Collection entries
◇ ◇ ◇ ◇ ◇ ◇ ◇

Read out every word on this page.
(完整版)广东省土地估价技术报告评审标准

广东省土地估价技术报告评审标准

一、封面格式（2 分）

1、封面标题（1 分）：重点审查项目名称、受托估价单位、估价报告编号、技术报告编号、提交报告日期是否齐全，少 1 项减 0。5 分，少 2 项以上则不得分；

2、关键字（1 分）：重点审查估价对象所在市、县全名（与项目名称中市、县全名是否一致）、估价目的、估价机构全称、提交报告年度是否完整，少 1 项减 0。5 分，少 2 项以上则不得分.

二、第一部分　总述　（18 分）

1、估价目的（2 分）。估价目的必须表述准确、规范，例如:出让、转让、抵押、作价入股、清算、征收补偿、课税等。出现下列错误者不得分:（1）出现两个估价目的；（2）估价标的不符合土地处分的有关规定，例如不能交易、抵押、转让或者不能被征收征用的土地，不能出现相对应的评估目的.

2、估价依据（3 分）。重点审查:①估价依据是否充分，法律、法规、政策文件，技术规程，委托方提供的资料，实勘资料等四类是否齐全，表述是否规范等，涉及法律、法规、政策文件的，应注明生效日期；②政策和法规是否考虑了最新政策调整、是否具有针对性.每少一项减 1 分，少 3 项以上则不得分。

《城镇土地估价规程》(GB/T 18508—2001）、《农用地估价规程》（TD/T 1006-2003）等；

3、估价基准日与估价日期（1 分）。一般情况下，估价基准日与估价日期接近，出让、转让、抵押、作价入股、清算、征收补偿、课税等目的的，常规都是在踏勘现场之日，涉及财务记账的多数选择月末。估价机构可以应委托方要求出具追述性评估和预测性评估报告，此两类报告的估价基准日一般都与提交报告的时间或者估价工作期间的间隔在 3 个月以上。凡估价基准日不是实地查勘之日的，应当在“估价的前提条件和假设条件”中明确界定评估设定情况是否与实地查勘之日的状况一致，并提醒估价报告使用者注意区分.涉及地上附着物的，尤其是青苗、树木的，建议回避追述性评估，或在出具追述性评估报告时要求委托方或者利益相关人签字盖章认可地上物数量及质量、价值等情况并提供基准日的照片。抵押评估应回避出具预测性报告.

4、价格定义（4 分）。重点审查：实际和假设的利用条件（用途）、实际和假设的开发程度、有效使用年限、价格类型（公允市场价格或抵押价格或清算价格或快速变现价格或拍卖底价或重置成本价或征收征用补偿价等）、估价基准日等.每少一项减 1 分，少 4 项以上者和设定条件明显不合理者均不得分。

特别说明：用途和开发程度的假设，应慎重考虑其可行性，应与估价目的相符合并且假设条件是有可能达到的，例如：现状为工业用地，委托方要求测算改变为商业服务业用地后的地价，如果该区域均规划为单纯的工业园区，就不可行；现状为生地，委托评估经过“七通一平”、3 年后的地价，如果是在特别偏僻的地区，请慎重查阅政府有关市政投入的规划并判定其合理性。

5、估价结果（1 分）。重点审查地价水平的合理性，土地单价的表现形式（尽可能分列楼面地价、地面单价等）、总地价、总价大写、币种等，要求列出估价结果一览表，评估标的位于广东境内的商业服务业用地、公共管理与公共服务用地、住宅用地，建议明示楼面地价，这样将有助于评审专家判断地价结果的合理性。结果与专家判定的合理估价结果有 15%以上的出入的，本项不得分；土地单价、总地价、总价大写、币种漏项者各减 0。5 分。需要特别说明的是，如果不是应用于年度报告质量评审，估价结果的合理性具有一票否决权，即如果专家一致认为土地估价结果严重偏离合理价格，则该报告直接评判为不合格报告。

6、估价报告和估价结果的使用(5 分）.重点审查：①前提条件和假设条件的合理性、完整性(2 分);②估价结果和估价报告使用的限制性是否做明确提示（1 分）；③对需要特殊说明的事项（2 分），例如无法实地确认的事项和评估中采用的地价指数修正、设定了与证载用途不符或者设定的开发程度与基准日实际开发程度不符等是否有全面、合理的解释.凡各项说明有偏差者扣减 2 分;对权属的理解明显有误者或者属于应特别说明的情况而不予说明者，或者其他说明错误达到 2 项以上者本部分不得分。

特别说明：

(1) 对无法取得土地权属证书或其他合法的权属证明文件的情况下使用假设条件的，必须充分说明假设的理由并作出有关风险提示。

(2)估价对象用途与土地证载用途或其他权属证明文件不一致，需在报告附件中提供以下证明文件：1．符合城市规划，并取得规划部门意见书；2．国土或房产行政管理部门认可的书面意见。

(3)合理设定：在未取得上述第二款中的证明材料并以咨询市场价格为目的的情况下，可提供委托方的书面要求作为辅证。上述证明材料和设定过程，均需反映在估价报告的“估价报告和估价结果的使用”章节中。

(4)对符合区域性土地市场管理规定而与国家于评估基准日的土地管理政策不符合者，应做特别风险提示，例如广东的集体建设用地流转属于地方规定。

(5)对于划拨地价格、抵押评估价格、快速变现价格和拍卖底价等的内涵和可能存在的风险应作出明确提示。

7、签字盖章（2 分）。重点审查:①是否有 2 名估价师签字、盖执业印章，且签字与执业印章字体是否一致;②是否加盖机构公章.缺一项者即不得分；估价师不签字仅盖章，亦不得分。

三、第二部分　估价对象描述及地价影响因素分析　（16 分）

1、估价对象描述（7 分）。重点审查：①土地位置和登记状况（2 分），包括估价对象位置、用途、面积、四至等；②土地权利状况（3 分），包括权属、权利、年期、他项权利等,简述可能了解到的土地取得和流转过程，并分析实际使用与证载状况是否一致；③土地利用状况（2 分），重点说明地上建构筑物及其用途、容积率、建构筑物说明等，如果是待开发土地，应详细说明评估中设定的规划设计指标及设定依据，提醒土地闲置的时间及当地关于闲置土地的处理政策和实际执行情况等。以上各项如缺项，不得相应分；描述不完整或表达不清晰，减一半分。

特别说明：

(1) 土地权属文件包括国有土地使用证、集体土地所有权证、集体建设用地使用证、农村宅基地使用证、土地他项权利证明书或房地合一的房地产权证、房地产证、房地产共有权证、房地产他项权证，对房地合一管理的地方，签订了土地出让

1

◇ ◇ ◇ ◇ ◇ ◇ ◇

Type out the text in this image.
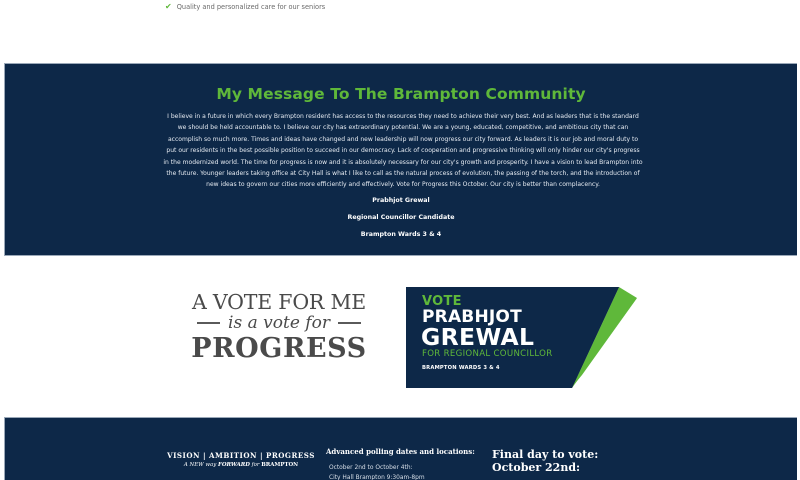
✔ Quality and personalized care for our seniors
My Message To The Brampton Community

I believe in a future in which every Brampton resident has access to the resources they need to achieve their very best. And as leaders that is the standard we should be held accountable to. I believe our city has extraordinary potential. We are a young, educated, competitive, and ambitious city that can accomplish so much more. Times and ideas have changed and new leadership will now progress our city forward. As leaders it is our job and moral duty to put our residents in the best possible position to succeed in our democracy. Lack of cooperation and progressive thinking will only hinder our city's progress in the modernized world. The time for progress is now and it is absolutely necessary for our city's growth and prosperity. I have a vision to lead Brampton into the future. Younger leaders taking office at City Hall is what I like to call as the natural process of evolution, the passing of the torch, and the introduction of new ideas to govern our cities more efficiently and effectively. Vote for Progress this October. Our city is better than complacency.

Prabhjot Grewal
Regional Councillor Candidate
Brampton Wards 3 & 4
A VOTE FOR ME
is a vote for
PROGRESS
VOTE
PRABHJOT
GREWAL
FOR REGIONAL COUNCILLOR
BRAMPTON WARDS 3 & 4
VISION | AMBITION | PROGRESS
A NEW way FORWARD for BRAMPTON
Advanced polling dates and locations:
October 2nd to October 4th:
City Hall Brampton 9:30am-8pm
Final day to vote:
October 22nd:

◇ ◇ ◇ ◇ ◇ ◇ ◇

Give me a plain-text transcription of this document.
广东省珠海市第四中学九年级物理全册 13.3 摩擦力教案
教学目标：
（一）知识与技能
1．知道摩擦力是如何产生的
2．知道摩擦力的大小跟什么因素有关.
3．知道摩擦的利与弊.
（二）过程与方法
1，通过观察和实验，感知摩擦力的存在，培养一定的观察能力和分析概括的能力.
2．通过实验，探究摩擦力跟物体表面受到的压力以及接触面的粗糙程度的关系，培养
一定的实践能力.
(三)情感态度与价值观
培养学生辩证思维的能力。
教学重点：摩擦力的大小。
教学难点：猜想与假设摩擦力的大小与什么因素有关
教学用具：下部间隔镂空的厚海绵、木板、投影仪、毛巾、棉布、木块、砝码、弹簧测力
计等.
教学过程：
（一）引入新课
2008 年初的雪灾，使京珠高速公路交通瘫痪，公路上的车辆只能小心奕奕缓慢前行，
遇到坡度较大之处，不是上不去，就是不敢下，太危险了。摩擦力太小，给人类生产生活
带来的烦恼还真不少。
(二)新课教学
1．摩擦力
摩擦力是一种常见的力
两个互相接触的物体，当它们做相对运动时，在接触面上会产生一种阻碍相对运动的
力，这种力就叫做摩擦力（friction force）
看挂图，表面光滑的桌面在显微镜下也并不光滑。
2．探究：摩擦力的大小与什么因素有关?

◇ ◇ ◇ ◇ ◇ ◇ ◇

**Problem statement:**
Look through the entries above; copy every line holding the string "征收补偿".

**Answer to this task:**
1、估价目的（2 分）。估价目的必须表述准确、规范，例如:出让、转让、抵押、作价入股、清算、征收补偿、课税等。出现下列错误者不得分:（1）出现两个估价目的；（2）估价标的不符合土地处分的有关规定，例如不能交易、抵押、转让或者不能被征收征用的土地，不能出现相对应的评估目的.
3、估价基准日与估价日期（1 分）。一般情况下，估价基准日与估价日期接近，出让、转让、抵押、作价入股、清算、征收补偿、课税等目的的，常规都是在踏勘现场之日，涉及财务记账的多数选择月末。估价机构可以应委托方要求出具追述性评估和预测性评估报告，此两类报告的估价基准日一般都与提交报告的时间或者估价工作期间的间隔在 3 个月以上。凡估价基准日不是实地查勘之日的，应当在“估价的前提条件和假设条件”中明确界定评估设定情况是否与实地查勘之日的状况一致，并提醒估价报告使用者注意区分.涉及地上附着物的，尤其是青苗、树木的，建议回避追述性评估，或在出具追述性评估报告时要求委托方或者利益相关人签字盖章认可地上物数量及质量、价值等情况并提供基准日的照片。抵押评估应回避出具预测性报告.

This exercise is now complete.